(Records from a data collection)
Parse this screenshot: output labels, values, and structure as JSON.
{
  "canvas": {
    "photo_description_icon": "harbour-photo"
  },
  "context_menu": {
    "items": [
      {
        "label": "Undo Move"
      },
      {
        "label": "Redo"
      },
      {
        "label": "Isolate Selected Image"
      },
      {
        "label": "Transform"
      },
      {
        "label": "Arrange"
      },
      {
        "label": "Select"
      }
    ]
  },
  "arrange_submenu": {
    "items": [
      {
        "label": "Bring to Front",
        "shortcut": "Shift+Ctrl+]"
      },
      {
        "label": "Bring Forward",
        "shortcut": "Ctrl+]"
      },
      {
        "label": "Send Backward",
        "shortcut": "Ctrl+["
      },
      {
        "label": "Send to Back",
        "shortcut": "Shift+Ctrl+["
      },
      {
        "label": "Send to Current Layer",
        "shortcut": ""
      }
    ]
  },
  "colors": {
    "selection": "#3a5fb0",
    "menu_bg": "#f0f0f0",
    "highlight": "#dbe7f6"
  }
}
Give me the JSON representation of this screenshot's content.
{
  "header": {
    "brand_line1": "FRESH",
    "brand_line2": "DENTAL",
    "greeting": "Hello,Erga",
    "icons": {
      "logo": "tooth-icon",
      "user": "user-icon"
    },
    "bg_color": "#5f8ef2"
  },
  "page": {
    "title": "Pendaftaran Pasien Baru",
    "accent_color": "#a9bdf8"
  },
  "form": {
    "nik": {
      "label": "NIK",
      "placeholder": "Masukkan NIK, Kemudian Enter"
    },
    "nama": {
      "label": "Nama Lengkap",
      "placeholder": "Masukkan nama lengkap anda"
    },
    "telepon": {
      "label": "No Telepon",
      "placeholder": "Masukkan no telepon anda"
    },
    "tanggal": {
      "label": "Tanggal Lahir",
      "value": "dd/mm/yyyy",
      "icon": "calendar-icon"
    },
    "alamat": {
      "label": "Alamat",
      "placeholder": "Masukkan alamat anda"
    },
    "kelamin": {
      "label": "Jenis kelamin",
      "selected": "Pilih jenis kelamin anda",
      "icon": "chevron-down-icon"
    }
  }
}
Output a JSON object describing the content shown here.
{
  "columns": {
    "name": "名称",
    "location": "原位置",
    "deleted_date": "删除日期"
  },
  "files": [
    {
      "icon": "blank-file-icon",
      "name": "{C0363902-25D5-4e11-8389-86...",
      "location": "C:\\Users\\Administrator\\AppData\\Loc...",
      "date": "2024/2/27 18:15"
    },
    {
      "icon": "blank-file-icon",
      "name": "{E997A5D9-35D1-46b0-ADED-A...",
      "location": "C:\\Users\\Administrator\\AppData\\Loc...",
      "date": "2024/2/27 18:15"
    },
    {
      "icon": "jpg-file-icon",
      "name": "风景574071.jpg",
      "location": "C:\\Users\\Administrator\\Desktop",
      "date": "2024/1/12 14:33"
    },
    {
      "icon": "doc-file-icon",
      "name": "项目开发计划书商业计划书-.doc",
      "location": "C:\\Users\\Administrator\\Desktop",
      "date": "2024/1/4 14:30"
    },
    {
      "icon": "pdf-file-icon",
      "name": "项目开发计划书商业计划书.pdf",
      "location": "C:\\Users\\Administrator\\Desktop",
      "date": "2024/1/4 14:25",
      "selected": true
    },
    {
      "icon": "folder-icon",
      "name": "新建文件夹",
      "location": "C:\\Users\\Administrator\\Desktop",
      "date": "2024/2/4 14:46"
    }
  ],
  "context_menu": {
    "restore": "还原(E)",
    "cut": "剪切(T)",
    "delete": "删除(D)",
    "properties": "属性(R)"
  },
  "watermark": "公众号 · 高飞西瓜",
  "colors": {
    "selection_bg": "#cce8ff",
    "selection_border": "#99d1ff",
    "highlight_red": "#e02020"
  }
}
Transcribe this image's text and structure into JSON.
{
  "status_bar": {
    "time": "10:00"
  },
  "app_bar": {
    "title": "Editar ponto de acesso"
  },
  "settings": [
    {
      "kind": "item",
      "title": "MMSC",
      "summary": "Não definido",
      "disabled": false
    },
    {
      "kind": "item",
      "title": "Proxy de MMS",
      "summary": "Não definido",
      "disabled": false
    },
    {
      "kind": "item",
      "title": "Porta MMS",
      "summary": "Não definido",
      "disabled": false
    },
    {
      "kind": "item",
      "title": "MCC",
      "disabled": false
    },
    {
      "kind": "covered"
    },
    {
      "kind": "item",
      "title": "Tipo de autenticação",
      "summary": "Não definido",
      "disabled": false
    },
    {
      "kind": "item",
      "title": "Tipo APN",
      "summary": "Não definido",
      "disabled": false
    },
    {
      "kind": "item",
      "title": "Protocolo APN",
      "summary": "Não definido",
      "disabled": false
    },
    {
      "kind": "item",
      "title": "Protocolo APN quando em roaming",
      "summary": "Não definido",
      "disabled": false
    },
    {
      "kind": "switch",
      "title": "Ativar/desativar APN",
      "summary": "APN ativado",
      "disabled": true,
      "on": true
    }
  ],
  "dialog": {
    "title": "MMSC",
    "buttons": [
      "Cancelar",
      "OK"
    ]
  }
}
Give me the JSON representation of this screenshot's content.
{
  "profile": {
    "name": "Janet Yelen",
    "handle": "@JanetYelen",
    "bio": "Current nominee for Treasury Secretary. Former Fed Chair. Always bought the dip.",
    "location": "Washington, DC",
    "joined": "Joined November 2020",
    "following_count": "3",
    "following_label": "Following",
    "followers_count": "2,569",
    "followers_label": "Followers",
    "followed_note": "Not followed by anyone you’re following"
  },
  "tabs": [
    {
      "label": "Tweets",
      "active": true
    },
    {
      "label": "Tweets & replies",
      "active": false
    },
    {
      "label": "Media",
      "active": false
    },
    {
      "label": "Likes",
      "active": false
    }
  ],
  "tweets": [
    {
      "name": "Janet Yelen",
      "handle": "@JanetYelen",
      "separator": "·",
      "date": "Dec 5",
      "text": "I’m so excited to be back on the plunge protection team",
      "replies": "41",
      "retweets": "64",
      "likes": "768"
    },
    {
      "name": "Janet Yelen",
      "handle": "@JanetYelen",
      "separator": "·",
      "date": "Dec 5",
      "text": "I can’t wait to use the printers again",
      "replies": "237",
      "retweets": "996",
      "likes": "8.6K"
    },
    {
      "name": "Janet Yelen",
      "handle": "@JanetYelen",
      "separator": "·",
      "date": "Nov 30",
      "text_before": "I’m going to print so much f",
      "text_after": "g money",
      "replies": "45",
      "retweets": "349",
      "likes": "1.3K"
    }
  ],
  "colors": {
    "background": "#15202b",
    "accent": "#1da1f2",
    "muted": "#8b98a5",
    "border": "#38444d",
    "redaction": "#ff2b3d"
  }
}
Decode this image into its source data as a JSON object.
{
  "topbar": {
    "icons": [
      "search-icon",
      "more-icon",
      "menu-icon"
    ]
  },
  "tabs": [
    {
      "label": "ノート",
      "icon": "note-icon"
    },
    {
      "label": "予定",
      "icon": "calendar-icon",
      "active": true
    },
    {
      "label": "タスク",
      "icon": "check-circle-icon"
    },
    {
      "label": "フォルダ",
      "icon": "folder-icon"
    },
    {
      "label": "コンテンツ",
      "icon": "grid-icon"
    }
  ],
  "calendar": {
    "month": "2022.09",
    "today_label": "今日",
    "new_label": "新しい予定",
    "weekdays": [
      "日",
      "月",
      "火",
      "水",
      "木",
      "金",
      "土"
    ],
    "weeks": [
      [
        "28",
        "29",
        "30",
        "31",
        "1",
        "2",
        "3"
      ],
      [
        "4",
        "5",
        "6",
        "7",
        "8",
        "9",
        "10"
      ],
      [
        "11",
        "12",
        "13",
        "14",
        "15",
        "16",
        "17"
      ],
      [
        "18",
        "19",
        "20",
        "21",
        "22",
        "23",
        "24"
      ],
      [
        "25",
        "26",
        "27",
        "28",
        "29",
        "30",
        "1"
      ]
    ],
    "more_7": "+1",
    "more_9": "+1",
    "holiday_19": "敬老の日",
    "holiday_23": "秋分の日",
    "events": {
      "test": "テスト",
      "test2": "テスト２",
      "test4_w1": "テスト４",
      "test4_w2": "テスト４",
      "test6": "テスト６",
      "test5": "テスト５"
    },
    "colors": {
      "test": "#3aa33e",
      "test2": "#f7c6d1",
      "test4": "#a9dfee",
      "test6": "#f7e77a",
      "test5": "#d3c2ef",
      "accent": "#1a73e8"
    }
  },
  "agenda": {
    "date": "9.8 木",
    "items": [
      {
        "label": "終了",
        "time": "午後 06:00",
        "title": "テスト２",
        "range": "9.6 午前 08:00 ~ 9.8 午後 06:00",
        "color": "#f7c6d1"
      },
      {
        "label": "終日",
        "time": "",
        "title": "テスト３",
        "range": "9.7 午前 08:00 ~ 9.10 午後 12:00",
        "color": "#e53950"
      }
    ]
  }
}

## YOUR GOAL:
Of all the lines in the listing above, how many contain the word "Masukkan"? Answer with the number alone.

## CORRECT OUTPUT:
4